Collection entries

::::::::

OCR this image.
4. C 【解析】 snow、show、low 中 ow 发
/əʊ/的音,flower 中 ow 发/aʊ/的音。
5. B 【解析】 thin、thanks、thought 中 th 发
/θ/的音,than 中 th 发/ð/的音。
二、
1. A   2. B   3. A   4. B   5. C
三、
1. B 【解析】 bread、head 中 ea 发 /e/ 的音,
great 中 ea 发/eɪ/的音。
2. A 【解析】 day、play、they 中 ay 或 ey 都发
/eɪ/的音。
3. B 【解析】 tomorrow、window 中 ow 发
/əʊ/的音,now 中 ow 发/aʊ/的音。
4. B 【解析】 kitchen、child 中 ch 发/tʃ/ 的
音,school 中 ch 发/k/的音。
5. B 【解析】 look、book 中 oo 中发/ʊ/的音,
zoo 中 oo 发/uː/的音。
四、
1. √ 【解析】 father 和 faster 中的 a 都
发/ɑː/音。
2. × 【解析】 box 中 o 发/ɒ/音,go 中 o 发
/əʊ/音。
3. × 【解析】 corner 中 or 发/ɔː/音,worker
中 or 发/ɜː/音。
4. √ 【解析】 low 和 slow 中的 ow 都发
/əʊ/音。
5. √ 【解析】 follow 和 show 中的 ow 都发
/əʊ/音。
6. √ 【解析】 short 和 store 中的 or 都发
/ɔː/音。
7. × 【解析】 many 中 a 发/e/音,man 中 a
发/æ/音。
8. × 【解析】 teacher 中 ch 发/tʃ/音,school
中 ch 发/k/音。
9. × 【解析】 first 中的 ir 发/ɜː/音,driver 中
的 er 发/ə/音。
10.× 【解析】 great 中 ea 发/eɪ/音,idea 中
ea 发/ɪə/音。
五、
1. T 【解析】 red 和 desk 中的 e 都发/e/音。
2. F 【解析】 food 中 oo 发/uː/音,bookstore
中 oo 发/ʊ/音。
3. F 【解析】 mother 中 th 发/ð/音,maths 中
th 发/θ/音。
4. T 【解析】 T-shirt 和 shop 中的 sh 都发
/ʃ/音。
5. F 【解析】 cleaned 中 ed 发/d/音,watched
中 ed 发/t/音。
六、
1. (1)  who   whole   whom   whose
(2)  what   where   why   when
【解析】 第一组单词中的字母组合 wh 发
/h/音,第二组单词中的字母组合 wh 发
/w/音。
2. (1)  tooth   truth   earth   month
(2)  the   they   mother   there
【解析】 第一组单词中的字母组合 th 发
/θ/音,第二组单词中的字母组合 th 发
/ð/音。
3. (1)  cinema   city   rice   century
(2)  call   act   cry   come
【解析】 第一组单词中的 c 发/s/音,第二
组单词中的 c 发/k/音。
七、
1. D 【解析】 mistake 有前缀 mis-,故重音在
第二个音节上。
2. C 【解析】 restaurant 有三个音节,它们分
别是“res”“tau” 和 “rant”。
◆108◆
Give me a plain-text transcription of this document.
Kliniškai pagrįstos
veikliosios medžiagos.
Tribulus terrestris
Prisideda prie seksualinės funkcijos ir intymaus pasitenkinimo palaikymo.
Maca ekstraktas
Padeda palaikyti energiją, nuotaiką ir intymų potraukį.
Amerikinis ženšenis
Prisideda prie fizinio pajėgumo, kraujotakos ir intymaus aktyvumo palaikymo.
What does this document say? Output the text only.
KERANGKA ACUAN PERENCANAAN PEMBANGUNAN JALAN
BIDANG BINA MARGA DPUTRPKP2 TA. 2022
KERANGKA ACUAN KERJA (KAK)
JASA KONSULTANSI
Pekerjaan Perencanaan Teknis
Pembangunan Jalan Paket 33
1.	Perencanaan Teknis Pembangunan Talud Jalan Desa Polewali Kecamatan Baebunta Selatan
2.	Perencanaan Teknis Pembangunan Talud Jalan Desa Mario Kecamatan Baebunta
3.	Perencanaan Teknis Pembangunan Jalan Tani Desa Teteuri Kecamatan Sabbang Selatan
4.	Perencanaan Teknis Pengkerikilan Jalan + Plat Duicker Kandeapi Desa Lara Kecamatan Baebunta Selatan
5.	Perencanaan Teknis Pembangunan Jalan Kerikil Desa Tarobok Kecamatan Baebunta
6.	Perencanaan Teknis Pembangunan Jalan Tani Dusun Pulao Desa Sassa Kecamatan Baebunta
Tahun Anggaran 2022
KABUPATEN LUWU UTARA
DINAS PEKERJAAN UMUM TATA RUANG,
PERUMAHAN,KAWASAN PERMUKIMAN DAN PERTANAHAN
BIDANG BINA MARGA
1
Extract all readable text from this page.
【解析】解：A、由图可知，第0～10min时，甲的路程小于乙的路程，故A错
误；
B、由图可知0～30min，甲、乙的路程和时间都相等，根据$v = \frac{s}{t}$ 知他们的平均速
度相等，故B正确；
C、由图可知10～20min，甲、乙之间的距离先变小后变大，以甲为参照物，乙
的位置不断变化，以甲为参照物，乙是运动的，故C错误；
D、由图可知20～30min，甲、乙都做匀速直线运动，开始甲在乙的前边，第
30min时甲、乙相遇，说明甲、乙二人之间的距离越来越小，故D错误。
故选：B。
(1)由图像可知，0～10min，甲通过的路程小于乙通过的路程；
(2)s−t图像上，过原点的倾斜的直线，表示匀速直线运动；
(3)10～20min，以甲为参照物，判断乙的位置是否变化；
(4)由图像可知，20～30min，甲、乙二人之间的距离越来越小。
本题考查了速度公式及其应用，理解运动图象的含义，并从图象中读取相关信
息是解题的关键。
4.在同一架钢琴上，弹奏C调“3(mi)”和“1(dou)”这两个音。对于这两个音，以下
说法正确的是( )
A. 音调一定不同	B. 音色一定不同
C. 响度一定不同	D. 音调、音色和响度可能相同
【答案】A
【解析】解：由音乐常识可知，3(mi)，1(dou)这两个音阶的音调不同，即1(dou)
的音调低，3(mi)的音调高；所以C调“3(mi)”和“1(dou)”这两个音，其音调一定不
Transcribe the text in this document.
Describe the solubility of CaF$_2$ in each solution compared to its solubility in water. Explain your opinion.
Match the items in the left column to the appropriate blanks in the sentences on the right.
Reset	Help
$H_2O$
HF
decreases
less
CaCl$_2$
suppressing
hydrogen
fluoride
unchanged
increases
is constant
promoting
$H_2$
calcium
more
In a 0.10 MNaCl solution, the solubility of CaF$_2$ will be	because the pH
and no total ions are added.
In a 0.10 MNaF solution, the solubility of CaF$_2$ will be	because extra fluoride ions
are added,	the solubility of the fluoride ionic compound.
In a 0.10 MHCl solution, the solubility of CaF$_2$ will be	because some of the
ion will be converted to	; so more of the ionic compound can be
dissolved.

::::::::

◆ **STATED GOAL**
Transcribe only the trailing portion of the entries above: the line that contains "Extract all readable text from this page." and each line after it.

◆ **TASK OUTPUT**
Extract all readable text from this page.
【解析】解：A、由图可知，第0～10min时，甲的路程小于乙的路程，故A错
误；
B、由图可知0～30min，甲、乙的路程和时间都相等，根据$v = \frac{s}{t}$ 知他们的平均速
度相等，故B正确；
C、由图可知10～20min，甲、乙之间的距离先变小后变大，以甲为参照物，乙
的位置不断变化，以甲为参照物，乙是运动的，故C错误；
D、由图可知20～30min，甲、乙都做匀速直线运动，开始甲在乙的前边，第
30min时甲、乙相遇，说明甲、乙二人之间的距离越来越小，故D错误。
故选：B。
(1)由图像可知，0～10min，甲通过的路程小于乙通过的路程；
(2)s−t图像上，过原点的倾斜的直线，表示匀速直线运动；
(3)10～20min，以甲为参照物，判断乙的位置是否变化；
(4)由图像可知，20～30min，甲、乙二人之间的距离越来越小。
本题考查了速度公式及其应用，理解运动图象的含义，并从图象中读取相关信
息是解题的关键。
4.在同一架钢琴上，弹奏C调“3(mi)”和“1(dou)”这两个音。对于这两个音，以下
说法正确的是( )
A. 音调一定不同	B. 音色一定不同
C. 响度一定不同	D. 音调、音色和响度可能相同
【答案】A
【解析】解：由音乐常识可知，3(mi)，1(dou)这两个音阶的音调不同，即1(dou)
的音调低，3(mi)的音调高；所以C调“3(mi)”和“1(dou)”这两个音，其音调一定不
Transcribe the text in this document.
Describe the solubility of CaF$_2$ in each solution compared to its solubility in water. Explain your opinion.
Match the items in the left column to the appropriate blanks in the sentences on the right.
Reset	Help
$H_2O$
HF
decreases
less
CaCl$_2$
suppressing
hydrogen
fluoride
unchanged
increases
is constant
promoting
$H_2$
calcium
more
In a 0.10 MNaCl solution, the solubility of CaF$_2$ will be	because the pH
and no total ions are added.
In a 0.10 MNaF solution, the solubility of CaF$_2$ will be	because extra fluoride ions
are added,	the solubility of the fluoride ionic compound.
In a 0.10 MHCl solution, the solubility of CaF$_2$ will be	because some of the
ion will be converted to	; so more of the ionic compound can be
dissolved.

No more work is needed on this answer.